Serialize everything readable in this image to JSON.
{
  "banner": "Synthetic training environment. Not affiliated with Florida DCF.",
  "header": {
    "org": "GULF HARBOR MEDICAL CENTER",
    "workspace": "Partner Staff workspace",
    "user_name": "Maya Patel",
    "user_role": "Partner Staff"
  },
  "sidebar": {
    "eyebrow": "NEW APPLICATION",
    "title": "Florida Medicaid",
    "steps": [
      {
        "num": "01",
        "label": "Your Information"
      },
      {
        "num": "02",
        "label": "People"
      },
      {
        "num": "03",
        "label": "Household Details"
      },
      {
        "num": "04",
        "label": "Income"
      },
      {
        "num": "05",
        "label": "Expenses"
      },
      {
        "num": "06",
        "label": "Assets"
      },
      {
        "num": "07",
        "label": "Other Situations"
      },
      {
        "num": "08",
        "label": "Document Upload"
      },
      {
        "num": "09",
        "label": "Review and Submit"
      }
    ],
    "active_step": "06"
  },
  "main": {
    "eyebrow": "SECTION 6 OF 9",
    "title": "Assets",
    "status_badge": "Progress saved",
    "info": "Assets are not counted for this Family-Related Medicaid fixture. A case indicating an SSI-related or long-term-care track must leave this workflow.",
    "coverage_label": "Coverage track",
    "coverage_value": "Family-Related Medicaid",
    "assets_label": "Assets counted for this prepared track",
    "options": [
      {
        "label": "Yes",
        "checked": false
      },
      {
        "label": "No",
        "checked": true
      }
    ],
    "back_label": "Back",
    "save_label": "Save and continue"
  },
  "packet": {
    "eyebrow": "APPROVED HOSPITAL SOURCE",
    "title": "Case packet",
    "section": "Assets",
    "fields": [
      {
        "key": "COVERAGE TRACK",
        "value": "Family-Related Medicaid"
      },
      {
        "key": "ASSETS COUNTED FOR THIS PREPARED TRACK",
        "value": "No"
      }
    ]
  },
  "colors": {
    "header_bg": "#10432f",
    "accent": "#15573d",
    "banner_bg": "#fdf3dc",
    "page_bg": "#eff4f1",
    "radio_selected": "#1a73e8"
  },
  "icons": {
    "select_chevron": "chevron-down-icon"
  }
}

_____

## What the exercise asks
What is the number of lines that hold the string "Family"? Reply with that number alone.

## Correct response
3